### Prompt
Write out the material below again, unchanged.

##### Records

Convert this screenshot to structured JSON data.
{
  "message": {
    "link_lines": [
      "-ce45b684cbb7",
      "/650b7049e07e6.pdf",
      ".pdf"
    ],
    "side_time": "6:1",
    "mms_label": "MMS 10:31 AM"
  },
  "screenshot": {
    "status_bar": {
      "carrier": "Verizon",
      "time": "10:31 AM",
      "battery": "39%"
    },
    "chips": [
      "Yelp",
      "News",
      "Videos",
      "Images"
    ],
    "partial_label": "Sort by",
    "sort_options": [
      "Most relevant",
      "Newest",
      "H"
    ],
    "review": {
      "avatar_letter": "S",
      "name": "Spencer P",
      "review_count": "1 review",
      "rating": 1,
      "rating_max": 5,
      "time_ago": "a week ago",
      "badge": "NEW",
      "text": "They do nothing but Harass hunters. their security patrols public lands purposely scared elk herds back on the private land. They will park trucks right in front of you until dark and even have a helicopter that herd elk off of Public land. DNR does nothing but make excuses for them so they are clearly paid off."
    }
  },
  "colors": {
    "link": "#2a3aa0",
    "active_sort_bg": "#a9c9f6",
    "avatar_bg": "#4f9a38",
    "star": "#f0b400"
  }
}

##########

### Exercise response
Convert this screenshot to structured JSON data.
{
  "message": {
    "link_lines": [
      "-ce45b684cbb7",
      "/650b7049e07e6.pdf",
      ".pdf"
    ],
    "side_time": "6:1",
    "mms_label": "MMS 10:31 AM"
  },
  "screenshot": {
    "status_bar": {
      "carrier": "Verizon",
      "time": "10:31 AM",
      "battery": "39%"
    },
    "chips": [
      "Yelp",
      "News",
      "Videos",
      "Images"
    ],
    "partial_label": "Sort by",
    "sort_options": [
      "Most relevant",
      "Newest",
      "H"
    ],
    "review": {
      "avatar_letter": "S",
      "name": "Spencer P",
      "review_count": "1 review",
      "rating": 1,
      "rating_max": 5,
      "time_ago": "a week ago",
      "badge": "NEW",
      "text": "They do nothing but Harass hunters. their security patrols public lands purposely scared elk herds back on the private land. They will park trucks right in front of you until dark and even have a helicopter that herd elk off of Public land. DNR does nothing but make excuses for them so they are clearly paid off."
    }
  },
  "colors": {
    "link": "#2a3aa0",
    "active_sort_bg": "#a9c9f6",
    "avatar_bg": "#4f9a38",
    "star": "#f0b400"
  }
}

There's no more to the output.